(Source data)
^^^^

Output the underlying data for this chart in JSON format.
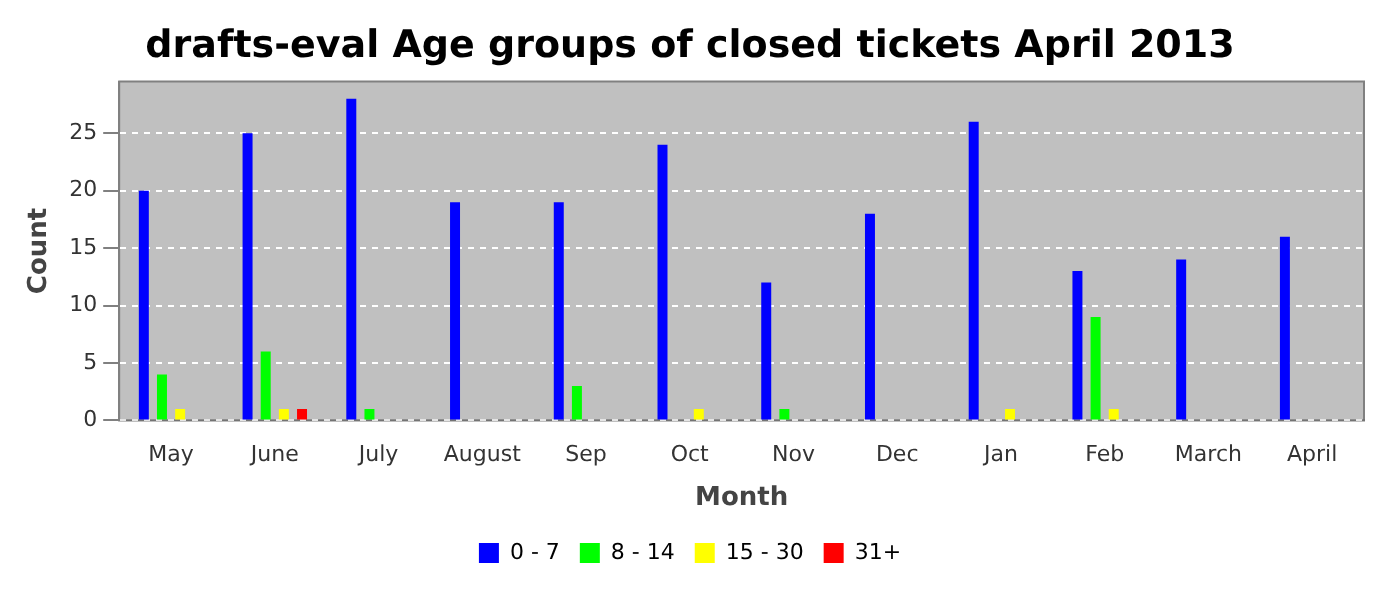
{
  "chart_data": {
    "type": "bar",
    "title": "drafts-eval Age groups of closed tickets April 2013",
    "xlabel": "Month",
    "ylabel": "Count",
    "categories": [
      "May",
      "June",
      "July",
      "August",
      "Sep",
      "Oct",
      "Nov",
      "Dec",
      "Jan",
      "Feb",
      "March",
      "April"
    ],
    "series": [
      {
        "name": "0 - 7",
        "color": "#0000ff",
        "values": [
          20,
          25,
          28,
          19,
          19,
          24,
          12,
          18,
          26,
          13,
          14,
          16
        ]
      },
      {
        "name": "8 - 14",
        "color": "#00ff00",
        "values": [
          4,
          6,
          1,
          0,
          3,
          0,
          1,
          0,
          0,
          9,
          0,
          0
        ]
      },
      {
        "name": "15 - 30",
        "color": "#ffff00",
        "values": [
          1,
          1,
          0,
          0,
          0,
          1,
          0,
          0,
          1,
          1,
          0,
          0
        ]
      },
      {
        "name": "31+",
        "color": "#ff0000",
        "values": [
          0,
          1,
          0,
          0,
          0,
          0,
          0,
          0,
          0,
          0,
          0,
          0
        ]
      }
    ],
    "ylim": [
      0,
      29.5
    ],
    "yticks": [
      0,
      5,
      10,
      15,
      20,
      25
    ],
    "grid": "y",
    "legend": "bottom"
  }
}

^^^^

What you need to do
Above are the records; reproduce them exactly and leave out the pictures.

Answer to the problem
Output the underlying data for this chart in JSON format.
{
  "chart_data": {
    "type": "bar",
    "title": "drafts-eval Age groups of closed tickets April 2013",
    "xlabel": "Month",
    "ylabel": "Count",
    "categories": [
      "May",
      "June",
      "July",
      "August",
      "Sep",
      "Oct",
      "Nov",
      "Dec",
      "Jan",
      "Feb",
      "March",
      "April"
    ],
    "series": [
      {
        "name": "0 - 7",
        "color": "#0000ff",
        "values": [
          20,
          25,
          28,
          19,
          19,
          24,
          12,
          18,
          26,
          13,
          14,
          16
        ]
      },
      {
        "name": "8 - 14",
        "color": "#00ff00",
        "values": [
          4,
          6,
          1,
          0,
          3,
          0,
          1,
          0,
          0,
          9,
          0,
          0
        ]
      },
      {
        "name": "15 - 30",
        "color": "#ffff00",
        "values": [
          1,
          1,
          0,
          0,
          0,
          1,
          0,
          0,
          1,
          1,
          0,
          0
        ]
      },
      {
        "name": "31+",
        "color": "#ff0000",
        "values": [
          0,
          1,
          0,
          0,
          0,
          0,
          0,
          0,
          0,
          0,
          0,
          0
        ]
      }
    ],
    "ylim": [
      0,
      29.5
    ],
    "yticks": [
      0,
      5,
      10,
      15,
      20,
      25
    ],
    "grid": "y",
    "legend": "bottom"
  }
}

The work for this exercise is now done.